begin

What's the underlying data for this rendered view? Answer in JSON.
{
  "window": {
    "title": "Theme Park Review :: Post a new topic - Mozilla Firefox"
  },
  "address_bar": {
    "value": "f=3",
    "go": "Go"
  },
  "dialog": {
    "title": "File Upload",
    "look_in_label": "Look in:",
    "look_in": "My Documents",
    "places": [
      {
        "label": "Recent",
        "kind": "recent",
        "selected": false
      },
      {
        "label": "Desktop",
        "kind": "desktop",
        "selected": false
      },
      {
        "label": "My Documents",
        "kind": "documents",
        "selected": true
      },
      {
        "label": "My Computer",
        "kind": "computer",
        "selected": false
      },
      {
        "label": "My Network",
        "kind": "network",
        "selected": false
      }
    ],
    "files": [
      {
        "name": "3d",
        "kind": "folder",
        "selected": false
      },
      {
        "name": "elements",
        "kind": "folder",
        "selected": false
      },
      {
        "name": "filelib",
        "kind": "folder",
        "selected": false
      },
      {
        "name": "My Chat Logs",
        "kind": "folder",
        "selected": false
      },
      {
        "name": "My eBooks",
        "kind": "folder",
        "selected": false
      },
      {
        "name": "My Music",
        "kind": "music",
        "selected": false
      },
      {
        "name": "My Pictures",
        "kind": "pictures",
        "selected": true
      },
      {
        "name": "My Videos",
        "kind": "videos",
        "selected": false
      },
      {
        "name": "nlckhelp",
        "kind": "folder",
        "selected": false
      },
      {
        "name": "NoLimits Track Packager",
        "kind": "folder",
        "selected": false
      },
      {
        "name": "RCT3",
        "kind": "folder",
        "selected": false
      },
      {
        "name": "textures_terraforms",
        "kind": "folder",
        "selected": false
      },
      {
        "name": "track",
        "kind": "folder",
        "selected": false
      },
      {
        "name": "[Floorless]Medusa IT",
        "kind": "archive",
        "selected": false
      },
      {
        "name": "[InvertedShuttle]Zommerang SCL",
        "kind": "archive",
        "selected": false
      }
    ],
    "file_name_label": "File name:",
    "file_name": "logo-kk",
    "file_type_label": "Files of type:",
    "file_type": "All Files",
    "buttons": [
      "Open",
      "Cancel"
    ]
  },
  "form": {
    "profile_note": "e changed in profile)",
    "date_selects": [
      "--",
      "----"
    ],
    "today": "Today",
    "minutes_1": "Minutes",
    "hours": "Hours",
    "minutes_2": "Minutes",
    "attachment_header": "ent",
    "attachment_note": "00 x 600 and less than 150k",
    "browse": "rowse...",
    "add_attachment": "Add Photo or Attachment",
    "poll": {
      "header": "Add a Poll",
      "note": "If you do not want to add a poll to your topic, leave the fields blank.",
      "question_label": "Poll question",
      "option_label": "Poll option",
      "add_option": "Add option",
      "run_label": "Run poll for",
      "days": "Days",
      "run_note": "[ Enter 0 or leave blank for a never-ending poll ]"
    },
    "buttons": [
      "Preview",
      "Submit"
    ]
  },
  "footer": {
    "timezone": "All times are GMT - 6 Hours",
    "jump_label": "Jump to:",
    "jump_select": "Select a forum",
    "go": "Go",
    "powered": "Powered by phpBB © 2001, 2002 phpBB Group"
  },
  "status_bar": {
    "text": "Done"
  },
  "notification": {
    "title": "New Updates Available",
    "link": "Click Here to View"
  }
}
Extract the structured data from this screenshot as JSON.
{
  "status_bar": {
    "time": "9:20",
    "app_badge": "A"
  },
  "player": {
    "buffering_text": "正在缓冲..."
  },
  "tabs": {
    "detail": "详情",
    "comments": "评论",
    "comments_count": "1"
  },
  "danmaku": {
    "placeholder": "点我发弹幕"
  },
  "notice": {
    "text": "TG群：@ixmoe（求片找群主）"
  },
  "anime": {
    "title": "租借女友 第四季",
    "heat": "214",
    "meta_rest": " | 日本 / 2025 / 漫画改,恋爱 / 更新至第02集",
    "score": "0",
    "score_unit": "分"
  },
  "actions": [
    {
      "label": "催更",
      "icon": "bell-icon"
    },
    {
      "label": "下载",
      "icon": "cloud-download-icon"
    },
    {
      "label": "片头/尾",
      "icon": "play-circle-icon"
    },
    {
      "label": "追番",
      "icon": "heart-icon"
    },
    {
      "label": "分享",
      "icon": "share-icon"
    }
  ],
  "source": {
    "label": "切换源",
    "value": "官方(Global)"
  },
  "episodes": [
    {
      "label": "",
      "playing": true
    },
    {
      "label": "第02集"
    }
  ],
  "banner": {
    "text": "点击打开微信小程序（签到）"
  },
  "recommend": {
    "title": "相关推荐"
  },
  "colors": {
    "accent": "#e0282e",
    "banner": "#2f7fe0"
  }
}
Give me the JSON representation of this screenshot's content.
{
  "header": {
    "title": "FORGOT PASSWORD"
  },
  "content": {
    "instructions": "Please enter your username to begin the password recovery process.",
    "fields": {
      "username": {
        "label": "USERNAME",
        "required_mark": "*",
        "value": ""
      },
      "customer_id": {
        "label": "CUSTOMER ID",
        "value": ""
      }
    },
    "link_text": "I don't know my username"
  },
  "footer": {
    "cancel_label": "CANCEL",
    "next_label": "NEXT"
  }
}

end

Return the listing above word for word.

* **Correct output**:
What's the underlying data for this rendered view? Answer in JSON.
{
  "window": {
    "title": "Theme Park Review :: Post a new topic - Mozilla Firefox"
  },
  "address_bar": {
    "value": "f=3",
    "go": "Go"
  },
  "dialog": {
    "title": "File Upload",
    "look_in_label": "Look in:",
    "look_in": "My Documents",
    "places": [
      {
        "label": "Recent",
        "kind": "recent",
        "selected": false
      },
      {
        "label": "Desktop",
        "kind": "desktop",
        "selected": false
      },
      {
        "label": "My Documents",
        "kind": "documents",
        "selected": true
      },
      {
        "label": "My Computer",
        "kind": "computer",
        "selected": false
      },
      {
        "label": "My Network",
        "kind": "network",
        "selected": false
      }
    ],
    "files": [
      {
        "name": "3d",
        "kind": "folder",
        "selected": false
      },
      {
        "name": "elements",
        "kind": "folder",
        "selected": false
      },
      {
        "name": "filelib",
        "kind": "folder",
        "selected": false
      },
      {
        "name": "My Chat Logs",
        "kind": "folder",
        "selected": false
      },
      {
        "name": "My eBooks",
        "kind": "folder",
        "selected": false
      },
      {
        "name": "My Music",
        "kind": "music",
        "selected": false
      },
      {
        "name": "My Pictures",
        "kind": "pictures",
        "selected": true
      },
      {
        "name": "My Videos",
        "kind": "videos",
        "selected": false
      },
      {
        "name": "nlckhelp",
        "kind": "folder",
        "selected": false
      },
      {
        "name": "NoLimits Track Packager",
        "kind": "folder",
        "selected": false
      },
      {
        "name": "RCT3",
        "kind": "folder",
        "selected": false
      },
      {
        "name": "textures_terraforms",
        "kind": "folder",
        "selected": false
      },
      {
        "name": "track",
        "kind": "folder",
        "selected": false
      },
      {
        "name": "[Floorless]Medusa IT",
        "kind": "archive",
        "selected": false
      },
      {
        "name": "[InvertedShuttle]Zommerang SCL",
        "kind": "archive",
        "selected": false
      }
    ],
    "file_name_label": "File name:",
    "file_name": "logo-kk",
    "file_type_label": "Files of type:",
    "file_type": "All Files",
    "buttons": [
      "Open",
      "Cancel"
    ]
  },
  "form": {
    "profile_note": "e changed in profile)",
    "date_selects": [
      "--",
      "----"
    ],
    "today": "Today",
    "minutes_1": "Minutes",
    "hours": "Hours",
    "minutes_2": "Minutes",
    "attachment_header": "ent",
    "attachment_note": "00 x 600 and less than 150k",
    "browse": "rowse...",
    "add_attachment": "Add Photo or Attachment",
    "poll": {
      "header": "Add a Poll",
      "note": "If you do not want to add a poll to your topic, leave the fields blank.",
      "question_label": "Poll question",
      "option_label": "Poll option",
      "add_option": "Add option",
      "run_label": "Run poll for",
      "days": "Days",
      "run_note": "[ Enter 0 or leave blank for a never-ending poll ]"
    },
    "buttons": [
      "Preview",
      "Submit"
    ]
  },
  "footer": {
    "timezone": "All times are GMT - 6 Hours",
    "jump_label": "Jump to:",
    "jump_select": "Select a forum",
    "go": "Go",
    "powered": "Powered by phpBB © 2001, 2002 phpBB Group"
  },
  "status_bar": {
    "text": "Done"
  },
  "notification": {
    "title": "New Updates Available",
    "link": "Click Here to View"
  }
}
Extract the structured data from this screenshot as JSON.
{
  "status_bar": {
    "time": "9:20",
    "app_badge": "A"
  },
  "player": {
    "buffering_text": "正在缓冲..."
  },
  "tabs": {
    "detail": "详情",
    "comments": "评论",
    "comments_count": "1"
  },
  "danmaku": {
    "placeholder": "点我发弹幕"
  },
  "notice": {
    "text": "TG群：@ixmoe（求片找群主）"
  },
  "anime": {
    "title": "租借女友 第四季",
    "heat": "214",
    "meta_rest": " | 日本 / 2025 / 漫画改,恋爱 / 更新至第02集",
    "score": "0",
    "score_unit": "分"
  },
  "actions": [
    {
      "label": "催更",
      "icon": "bell-icon"
    },
    {
      "label": "下载",
      "icon": "cloud-download-icon"
    },
    {
      "label": "片头/尾",
      "icon": "play-circle-icon"
    },
    {
      "label": "追番",
      "icon": "heart-icon"
    },
    {
      "label": "分享",
      "icon": "share-icon"
    }
  ],
  "source": {
    "label": "切换源",
    "value": "官方(Global)"
  },
  "episodes": [
    {
      "label": "",
      "playing": true
    },
    {
      "label": "第02集"
    }
  ],
  "banner": {
    "text": "点击打开微信小程序（签到）"
  },
  "recommend": {
    "title": "相关推荐"
  },
  "colors": {
    "accent": "#e0282e",
    "banner": "#2f7fe0"
  }
}
Give me the JSON representation of this screenshot's content.
{
  "header": {
    "title": "FORGOT PASSWORD"
  },
  "content": {
    "instructions": "Please enter your username to begin the password recovery process.",
    "fields": {
      "username": {
        "label": "USERNAME",
        "required_mark": "*",
        "value": ""
      },
      "customer_id": {
        "label": "CUSTOMER ID",
        "value": ""
      }
    },
    "link_text": "I don't know my username"
  },
  "footer": {
    "cancel_label": "CANCEL",
    "next_label": "NEXT"
  }
}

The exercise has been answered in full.